- [Extrait présenté]:
◆ ◆ ◆ ◆ ◆

Par Rafik BEN HASSINE *
Avec la civilisation numérique que nous vivons, nous constatons que l'affirmation de Pythagore, le plus ancien philosophe de l'humanité, énoncée il y a 2500 ans, selon laquelle "tout est nombre", s'avère pertinente.
Les Arabes avaient "la bosse des maths"
Nous avons vu que le rôle de la civilisation arabe a été particulièrement novateur en mathématiques : arithmétique, algèbre, analyse combinatoire et trigonométrie. Ils ont utilisé les mathématiques comme auxiliaires d'autres disciplines telles que l'astronomie, les techniques de constructions géométriques (mosaïques, coupoles…), mais aussi à des fins purement religieuses pour calculer les coordonnées géographiques et indiquer la direction de La Mecque.
Dans le domaine de l'arithmétique, l'une des branches les plus nobles et les plus difficiles des mathématiques, les Arabes ont accompli une œuvre considérable en recueillant, en propageant et en enseignant l'usage des chiffres et du calcul indiens, et en poussant l'étude de certaines propriétés remarquables des nombres vers un embryon de la théorie des nombres.

◆ ◆ ◆ ◆ ◆

Listes de zones annotées
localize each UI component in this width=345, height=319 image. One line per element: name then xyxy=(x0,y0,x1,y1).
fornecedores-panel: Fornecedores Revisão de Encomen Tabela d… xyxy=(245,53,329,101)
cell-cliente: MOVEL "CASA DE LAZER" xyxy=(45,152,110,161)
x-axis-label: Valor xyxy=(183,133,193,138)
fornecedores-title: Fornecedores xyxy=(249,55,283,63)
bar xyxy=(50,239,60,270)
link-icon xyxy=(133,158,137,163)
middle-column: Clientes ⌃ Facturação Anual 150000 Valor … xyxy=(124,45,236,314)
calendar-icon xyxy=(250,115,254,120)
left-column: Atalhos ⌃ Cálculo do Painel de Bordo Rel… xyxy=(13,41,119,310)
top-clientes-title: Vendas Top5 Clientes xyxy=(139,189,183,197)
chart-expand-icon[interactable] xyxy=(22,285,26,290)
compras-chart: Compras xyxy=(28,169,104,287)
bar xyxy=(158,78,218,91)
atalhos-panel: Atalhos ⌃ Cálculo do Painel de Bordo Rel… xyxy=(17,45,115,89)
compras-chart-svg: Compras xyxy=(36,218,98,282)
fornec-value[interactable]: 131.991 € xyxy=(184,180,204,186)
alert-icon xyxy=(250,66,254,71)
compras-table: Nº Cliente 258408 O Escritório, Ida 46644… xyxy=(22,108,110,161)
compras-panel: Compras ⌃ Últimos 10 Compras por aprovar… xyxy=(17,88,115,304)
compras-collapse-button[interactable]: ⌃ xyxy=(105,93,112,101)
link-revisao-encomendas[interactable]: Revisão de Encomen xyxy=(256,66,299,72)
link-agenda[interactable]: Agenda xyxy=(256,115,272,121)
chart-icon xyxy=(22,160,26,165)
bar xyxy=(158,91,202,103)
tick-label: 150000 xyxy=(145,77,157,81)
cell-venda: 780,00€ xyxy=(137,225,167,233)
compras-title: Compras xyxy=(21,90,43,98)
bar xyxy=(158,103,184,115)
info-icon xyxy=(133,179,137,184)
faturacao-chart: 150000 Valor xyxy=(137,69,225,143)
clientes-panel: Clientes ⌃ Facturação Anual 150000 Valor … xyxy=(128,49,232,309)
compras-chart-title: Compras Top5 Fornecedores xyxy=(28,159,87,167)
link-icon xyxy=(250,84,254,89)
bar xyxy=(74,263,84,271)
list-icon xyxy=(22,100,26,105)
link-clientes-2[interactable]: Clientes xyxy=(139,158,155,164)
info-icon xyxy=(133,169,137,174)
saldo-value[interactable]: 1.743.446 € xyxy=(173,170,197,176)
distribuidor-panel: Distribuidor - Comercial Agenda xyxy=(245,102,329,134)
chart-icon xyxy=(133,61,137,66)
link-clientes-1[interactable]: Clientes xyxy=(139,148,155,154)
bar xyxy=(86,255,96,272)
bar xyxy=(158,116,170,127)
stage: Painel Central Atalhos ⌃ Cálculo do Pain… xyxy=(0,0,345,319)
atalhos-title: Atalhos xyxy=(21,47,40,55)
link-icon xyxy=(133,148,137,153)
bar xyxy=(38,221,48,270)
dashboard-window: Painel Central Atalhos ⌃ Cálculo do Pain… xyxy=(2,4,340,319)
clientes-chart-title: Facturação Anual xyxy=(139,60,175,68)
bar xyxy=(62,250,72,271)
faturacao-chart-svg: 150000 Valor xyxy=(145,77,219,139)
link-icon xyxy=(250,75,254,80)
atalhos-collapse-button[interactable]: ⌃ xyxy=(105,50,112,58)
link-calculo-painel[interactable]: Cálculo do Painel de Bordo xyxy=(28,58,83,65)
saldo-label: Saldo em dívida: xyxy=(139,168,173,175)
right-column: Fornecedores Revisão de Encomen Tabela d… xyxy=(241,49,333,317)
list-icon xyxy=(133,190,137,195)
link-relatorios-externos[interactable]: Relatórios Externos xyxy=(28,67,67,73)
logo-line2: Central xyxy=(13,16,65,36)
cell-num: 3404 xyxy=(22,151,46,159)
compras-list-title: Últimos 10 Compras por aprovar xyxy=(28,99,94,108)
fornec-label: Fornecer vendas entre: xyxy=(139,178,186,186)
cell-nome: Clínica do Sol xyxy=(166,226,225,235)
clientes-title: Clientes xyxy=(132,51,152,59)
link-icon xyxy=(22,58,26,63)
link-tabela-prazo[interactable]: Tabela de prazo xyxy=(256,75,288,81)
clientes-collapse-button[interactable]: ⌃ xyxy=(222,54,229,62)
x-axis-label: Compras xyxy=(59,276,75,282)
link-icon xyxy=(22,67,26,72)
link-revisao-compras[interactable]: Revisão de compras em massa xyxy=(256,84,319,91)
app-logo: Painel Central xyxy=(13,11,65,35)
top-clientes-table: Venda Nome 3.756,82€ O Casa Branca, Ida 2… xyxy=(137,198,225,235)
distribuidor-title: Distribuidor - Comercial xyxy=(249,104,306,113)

◆ ◆ ◆ ◆ ◆

- [Consigne]: Reproduisez à l'identique le passage du texte sur les mathématiques arabes qui va de « Nous avons vu » jusqu'à « théorie des nombres. » inclus. Veuillez vous appuyer exclusivement sur le texte.

- [Résultat attendu]:
Nous avons vu que le rôle de la civilisation arabe a été particulièrement novateur en mathématiques : arithmétique, algèbre, analyse combinatoire et trigonométrie. Ils ont utilisé les mathématiques comme auxiliaires d'autres disciplines telles que l'astronomie, les techniques de constructions géométriques (mosaïques, coupoles…), mais aussi à des fins purement religieuses pour calculer les coordonnées géographiques et indiquer la direction de La Mecque.
Dans le domaine de l'arithmétique, l'une des branches les plus nobles et les plus difficiles des mathématiques, les Arabes ont accompli une œuvre considérable en recueillant, en propageant et en enseignant l'usage des chiffres et du calcul indiens, et en poussant l'étude de certaines propriétés remarquables des nombres vers un embryon de la théorie des nombres.